▶ [WHAT IS BEING ASKED] In the listing below, find every line with the string "более" and pull it out.

Dataset rows:
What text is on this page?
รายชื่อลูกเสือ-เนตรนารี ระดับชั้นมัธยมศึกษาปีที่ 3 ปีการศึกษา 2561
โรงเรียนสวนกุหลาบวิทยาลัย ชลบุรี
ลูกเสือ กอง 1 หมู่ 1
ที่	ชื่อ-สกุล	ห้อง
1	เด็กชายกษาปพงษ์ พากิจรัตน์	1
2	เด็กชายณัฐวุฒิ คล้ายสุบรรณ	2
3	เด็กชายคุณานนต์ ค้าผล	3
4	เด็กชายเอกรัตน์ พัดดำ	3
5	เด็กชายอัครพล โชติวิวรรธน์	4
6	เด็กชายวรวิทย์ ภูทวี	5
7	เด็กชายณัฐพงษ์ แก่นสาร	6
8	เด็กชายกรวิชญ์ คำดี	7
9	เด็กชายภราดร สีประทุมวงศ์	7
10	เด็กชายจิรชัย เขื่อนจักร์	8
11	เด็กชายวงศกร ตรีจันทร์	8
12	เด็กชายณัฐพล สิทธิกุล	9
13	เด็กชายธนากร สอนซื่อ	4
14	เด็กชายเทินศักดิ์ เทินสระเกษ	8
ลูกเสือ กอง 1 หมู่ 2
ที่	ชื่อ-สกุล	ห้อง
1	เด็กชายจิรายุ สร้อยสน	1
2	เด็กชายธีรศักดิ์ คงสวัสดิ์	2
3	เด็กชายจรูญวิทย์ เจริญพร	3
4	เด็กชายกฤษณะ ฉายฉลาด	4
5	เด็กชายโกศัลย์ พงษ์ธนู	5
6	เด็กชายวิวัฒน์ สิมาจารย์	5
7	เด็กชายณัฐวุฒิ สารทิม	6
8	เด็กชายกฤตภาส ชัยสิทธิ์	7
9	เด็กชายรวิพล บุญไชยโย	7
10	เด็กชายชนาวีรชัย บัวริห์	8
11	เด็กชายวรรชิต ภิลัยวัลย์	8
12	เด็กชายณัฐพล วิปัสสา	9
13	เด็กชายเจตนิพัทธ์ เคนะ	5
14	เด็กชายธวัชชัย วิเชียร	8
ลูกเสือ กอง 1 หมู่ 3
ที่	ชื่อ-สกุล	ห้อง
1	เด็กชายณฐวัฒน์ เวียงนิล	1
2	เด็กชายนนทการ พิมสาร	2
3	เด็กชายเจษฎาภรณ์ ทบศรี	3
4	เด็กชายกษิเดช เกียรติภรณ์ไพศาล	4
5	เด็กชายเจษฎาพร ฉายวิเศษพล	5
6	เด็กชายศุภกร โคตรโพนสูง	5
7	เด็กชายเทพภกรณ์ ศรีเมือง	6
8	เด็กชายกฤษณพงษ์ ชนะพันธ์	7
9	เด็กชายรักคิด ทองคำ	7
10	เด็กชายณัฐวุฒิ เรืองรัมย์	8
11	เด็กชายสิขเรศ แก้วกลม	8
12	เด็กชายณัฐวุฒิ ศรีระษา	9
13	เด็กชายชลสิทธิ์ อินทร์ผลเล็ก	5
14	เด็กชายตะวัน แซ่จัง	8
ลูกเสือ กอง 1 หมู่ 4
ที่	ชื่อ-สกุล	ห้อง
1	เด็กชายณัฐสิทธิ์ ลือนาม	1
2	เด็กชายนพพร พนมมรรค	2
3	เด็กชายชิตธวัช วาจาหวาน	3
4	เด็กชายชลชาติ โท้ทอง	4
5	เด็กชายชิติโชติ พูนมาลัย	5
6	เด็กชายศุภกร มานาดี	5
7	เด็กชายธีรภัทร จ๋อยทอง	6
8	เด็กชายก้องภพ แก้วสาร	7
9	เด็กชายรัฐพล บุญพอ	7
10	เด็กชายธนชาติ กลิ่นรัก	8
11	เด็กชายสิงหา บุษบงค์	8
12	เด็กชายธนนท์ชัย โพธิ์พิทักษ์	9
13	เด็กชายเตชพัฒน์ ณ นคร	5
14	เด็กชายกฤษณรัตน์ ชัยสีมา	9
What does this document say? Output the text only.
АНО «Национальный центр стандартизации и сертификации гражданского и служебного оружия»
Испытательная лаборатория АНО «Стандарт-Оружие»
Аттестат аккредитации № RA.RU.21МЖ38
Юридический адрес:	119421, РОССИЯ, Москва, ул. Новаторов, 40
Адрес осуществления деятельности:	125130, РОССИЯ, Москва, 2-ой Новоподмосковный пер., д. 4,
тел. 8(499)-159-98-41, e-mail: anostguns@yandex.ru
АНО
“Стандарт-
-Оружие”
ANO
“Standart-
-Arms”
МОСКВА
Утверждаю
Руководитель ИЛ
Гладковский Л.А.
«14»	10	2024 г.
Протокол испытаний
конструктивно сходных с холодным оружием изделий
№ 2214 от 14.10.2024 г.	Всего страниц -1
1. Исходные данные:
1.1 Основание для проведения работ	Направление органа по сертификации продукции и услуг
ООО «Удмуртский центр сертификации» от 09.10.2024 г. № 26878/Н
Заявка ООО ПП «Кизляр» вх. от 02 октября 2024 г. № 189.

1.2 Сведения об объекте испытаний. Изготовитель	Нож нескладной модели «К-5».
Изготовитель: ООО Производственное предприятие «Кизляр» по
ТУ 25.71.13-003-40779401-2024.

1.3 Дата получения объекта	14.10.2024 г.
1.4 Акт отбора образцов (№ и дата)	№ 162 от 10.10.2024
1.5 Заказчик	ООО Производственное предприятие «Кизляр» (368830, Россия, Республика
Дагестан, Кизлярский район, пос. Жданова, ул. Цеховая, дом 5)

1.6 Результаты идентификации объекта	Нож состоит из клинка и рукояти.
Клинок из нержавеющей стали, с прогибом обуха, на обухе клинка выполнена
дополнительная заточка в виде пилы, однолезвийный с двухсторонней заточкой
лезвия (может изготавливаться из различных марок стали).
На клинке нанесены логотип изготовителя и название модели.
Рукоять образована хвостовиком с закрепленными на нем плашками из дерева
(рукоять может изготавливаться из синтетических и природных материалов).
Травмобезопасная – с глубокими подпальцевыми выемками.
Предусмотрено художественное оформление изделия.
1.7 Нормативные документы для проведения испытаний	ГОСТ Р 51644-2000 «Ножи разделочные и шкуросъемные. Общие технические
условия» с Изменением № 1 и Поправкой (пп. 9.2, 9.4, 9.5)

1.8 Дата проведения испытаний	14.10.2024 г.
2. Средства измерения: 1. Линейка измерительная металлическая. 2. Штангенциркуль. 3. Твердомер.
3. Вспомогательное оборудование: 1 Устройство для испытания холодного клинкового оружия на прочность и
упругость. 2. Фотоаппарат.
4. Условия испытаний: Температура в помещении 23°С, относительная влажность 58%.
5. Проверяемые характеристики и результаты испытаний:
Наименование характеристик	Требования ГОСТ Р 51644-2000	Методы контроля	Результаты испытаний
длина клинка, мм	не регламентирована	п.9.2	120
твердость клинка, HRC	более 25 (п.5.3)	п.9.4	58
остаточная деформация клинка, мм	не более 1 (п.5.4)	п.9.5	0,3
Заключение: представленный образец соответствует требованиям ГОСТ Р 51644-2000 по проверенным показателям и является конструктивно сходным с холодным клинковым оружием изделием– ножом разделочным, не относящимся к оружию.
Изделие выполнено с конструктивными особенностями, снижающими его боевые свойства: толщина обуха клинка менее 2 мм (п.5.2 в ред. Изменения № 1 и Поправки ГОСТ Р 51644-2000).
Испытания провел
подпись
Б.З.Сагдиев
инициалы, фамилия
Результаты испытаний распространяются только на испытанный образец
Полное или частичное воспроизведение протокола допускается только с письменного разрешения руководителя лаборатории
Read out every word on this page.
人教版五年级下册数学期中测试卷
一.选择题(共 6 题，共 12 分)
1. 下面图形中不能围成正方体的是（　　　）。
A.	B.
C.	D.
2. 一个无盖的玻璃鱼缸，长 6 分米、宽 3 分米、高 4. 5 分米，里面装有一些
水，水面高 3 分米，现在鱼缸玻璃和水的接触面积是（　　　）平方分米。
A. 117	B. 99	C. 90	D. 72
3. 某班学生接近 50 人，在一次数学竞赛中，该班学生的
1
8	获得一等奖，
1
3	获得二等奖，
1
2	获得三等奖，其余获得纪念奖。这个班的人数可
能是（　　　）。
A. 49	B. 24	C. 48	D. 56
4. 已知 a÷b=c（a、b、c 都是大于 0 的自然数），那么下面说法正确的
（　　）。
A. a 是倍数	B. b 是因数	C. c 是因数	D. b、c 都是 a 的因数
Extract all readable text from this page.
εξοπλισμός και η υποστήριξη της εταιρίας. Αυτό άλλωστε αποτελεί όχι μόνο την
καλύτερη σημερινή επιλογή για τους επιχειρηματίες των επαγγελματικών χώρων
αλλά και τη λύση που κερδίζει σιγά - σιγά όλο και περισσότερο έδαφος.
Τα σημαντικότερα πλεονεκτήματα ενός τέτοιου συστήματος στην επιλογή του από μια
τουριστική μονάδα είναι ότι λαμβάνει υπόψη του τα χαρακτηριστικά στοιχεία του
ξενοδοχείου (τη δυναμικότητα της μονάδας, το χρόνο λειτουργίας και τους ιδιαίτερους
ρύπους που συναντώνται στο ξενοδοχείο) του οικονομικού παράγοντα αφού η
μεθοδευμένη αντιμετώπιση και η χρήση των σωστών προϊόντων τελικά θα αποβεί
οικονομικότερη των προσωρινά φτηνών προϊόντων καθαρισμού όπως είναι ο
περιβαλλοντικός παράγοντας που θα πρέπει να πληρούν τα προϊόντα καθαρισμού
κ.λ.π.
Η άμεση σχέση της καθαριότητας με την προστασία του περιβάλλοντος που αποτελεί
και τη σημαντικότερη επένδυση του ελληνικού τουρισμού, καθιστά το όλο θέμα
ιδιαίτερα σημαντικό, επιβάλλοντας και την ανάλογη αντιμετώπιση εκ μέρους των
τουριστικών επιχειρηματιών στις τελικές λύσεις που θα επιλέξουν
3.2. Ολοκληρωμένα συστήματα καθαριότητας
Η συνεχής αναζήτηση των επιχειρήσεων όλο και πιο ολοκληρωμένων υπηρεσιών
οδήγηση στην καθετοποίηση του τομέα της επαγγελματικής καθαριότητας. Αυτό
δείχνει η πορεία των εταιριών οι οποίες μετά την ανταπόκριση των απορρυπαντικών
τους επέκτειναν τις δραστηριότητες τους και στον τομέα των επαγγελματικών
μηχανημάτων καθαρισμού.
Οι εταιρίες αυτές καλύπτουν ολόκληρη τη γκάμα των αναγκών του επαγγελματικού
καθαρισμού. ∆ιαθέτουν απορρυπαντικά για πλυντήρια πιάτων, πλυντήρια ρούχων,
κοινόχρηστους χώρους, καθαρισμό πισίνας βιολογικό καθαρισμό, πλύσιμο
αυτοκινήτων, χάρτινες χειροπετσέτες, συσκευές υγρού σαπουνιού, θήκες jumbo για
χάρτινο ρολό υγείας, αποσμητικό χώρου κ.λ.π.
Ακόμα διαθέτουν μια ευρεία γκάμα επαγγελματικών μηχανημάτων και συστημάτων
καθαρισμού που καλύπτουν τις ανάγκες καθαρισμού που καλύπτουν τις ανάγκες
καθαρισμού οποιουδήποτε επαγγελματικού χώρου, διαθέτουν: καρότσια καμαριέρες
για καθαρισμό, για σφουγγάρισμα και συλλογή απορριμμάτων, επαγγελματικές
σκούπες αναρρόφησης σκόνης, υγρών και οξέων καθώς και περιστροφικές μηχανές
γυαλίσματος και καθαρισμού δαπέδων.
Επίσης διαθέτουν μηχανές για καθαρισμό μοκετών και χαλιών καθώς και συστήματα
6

▶ [WRITTEN RESPONSE]
твердость клинка, HRC	более 25 (п.5.3)	п.9.4	58
остаточная деформация клинка, мм	не более 1 (п.5.4)	п.9.5	0,3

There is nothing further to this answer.